◆ **Exercise task**
Transcribe the entries that follow exactly as they appear, minus pictures.

───── Records shown ─────

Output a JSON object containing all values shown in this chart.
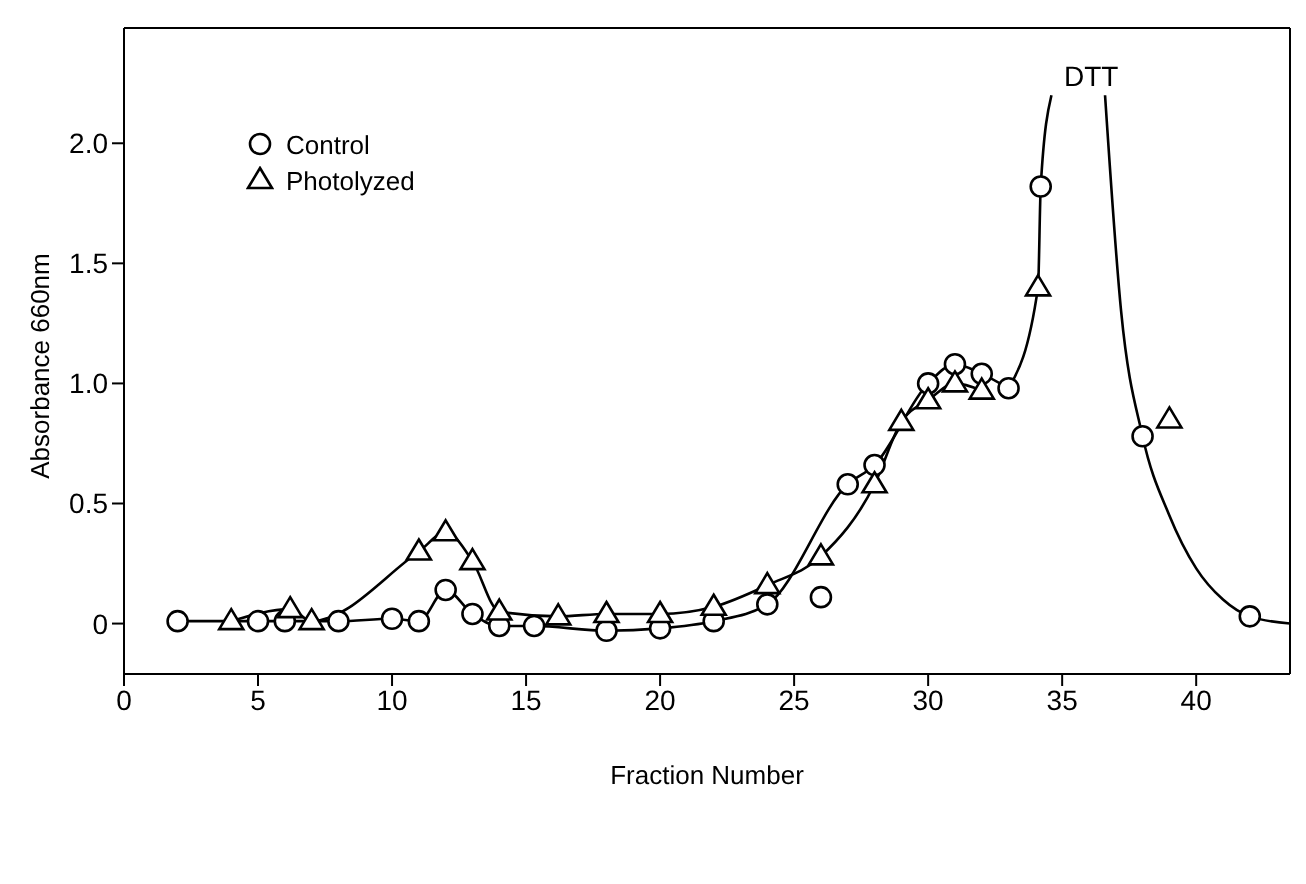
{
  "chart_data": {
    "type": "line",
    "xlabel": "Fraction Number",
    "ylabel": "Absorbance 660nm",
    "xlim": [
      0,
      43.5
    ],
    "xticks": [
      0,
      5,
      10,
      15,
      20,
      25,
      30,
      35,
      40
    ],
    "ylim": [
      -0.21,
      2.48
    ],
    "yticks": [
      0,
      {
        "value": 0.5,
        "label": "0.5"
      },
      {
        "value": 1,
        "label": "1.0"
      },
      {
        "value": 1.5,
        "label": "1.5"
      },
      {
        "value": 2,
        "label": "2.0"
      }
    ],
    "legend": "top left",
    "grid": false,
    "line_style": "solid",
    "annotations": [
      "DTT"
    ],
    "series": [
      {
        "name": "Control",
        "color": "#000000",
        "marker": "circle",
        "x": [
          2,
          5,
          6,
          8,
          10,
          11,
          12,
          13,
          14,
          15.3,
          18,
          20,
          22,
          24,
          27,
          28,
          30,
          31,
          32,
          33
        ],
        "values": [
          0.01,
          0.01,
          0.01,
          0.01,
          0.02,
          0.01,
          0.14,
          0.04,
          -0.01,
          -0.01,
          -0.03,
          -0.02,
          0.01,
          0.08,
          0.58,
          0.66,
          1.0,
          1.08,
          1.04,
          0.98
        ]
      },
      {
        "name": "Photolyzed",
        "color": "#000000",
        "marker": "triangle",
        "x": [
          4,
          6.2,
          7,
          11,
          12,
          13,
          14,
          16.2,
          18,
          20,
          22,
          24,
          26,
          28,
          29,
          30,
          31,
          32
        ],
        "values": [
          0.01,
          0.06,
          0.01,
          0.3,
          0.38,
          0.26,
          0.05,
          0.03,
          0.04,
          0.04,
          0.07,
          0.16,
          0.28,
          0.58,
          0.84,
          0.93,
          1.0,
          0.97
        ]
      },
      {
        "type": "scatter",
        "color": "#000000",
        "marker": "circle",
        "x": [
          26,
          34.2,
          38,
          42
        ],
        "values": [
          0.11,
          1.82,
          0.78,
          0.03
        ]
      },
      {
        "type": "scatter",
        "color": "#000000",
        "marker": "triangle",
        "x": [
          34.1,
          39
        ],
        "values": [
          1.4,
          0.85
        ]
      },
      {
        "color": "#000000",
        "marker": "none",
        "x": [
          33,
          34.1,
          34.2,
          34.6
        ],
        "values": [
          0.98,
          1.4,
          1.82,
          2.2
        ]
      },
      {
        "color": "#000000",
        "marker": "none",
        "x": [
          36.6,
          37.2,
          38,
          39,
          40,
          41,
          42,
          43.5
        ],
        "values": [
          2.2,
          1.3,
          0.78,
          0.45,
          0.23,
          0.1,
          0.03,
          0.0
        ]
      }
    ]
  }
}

─────

◆ **Problem solution**
Output a JSON object containing all values shown in this chart.
{
  "chart_data": {
    "type": "line",
    "xlabel": "Fraction Number",
    "ylabel": "Absorbance 660nm",
    "xlim": [
      0,
      43.5
    ],
    "xticks": [
      0,
      5,
      10,
      15,
      20,
      25,
      30,
      35,
      40
    ],
    "ylim": [
      -0.21,
      2.48
    ],
    "yticks": [
      0,
      {
        "value": 0.5,
        "label": "0.5"
      },
      {
        "value": 1,
        "label": "1.0"
      },
      {
        "value": 1.5,
        "label": "1.5"
      },
      {
        "value": 2,
        "label": "2.0"
      }
    ],
    "legend": "top left",
    "grid": false,
    "line_style": "solid",
    "annotations": [
      "DTT"
    ],
    "series": [
      {
        "name": "Control",
        "color": "#000000",
        "marker": "circle",
        "x": [
          2,
          5,
          6,
          8,
          10,
          11,
          12,
          13,
          14,
          15.3,
          18,
          20,
          22,
          24,
          27,
          28,
          30,
          31,
          32,
          33
        ],
        "values": [
          0.01,
          0.01,
          0.01,
          0.01,
          0.02,
          0.01,
          0.14,
          0.04,
          -0.01,
          -0.01,
          -0.03,
          -0.02,
          0.01,
          0.08,
          0.58,
          0.66,
          1.0,
          1.08,
          1.04,
          0.98
        ]
      },
      {
        "name": "Photolyzed",
        "color": "#000000",
        "marker": "triangle",
        "x": [
          4,
          6.2,
          7,
          11,
          12,
          13,
          14,
          16.2,
          18,
          20,
          22,
          24,
          26,
          28,
          29,
          30,
          31,
          32
        ],
        "values": [
          0.01,
          0.06,
          0.01,
          0.3,
          0.38,
          0.26,
          0.05,
          0.03,
          0.04,
          0.04,
          0.07,
          0.16,
          0.28,
          0.58,
          0.84,
          0.93,
          1.0,
          0.97
        ]
      },
      {
        "type": "scatter",
        "color": "#000000",
        "marker": "circle",
        "x": [
          26,
          34.2,
          38,
          42
        ],
        "values": [
          0.11,
          1.82,
          0.78,
          0.03
        ]
      },
      {
        "type": "scatter",
        "color": "#000000",
        "marker": "triangle",
        "x": [
          34.1,
          39
        ],
        "values": [
          1.4,
          0.85
        ]
      },
      {
        "color": "#000000",
        "marker": "none",
        "x": [
          33,
          34.1,
          34.2,
          34.6
        ],
        "values": [
          0.98,
          1.4,
          1.82,
          2.2
        ]
      },
      {
        "color": "#000000",
        "marker": "none",
        "x": [
          36.6,
          37.2,
          38,
          39,
          40,
          41,
          42,
          43.5
        ],
        "values": [
          2.2,
          1.3,
          0.78,
          0.45,
          0.23,
          0.1,
          0.03,
          0.0
        ]
      }
    ]
  }
}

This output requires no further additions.